What you have to do:
All of the material should be reproduced exactly, with pictures left out.

Excerpted records:
* Begin *

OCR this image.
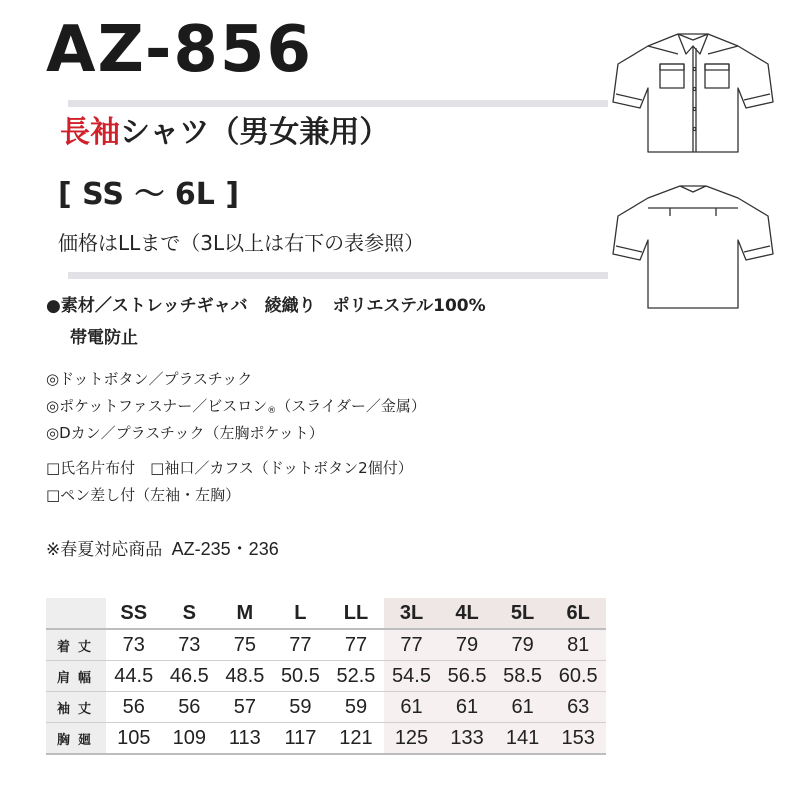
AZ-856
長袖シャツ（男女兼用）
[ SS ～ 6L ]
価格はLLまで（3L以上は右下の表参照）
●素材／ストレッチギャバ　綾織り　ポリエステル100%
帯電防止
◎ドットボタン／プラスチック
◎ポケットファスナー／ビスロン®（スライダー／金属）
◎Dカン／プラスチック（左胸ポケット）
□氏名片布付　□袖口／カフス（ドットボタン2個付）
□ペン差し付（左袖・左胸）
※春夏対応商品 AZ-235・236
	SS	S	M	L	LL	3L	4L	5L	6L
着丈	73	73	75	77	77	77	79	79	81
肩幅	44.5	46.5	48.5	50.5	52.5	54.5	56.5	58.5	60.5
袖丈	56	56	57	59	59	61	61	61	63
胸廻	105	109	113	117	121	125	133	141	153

* End *

Answer:
OCR this image.
AZ-856
長袖シャツ（男女兼用）
[ SS ～ 6L ]
価格はLLまで（3L以上は右下の表参照）
●素材／ストレッチギャバ　綾織り　ポリエステル100%
帯電防止
◎ドットボタン／プラスチック
◎ポケットファスナー／ビスロン®（スライダー／金属）
◎Dカン／プラスチック（左胸ポケット）
□氏名片布付　□袖口／カフス（ドットボタン2個付）
□ペン差し付（左袖・左胸）
※春夏対応商品 AZ-235・236
	SS	S	M	L	LL	3L	4L	5L	6L
着丈	73	73	75	77	77	77	79	79	81
肩幅	44.5	46.5	48.5	50.5	52.5	54.5	56.5	58.5	60.5
袖丈	56	56	57	59	59	61	61	61	63
胸廻	105	109	113	117	121	125	133	141	153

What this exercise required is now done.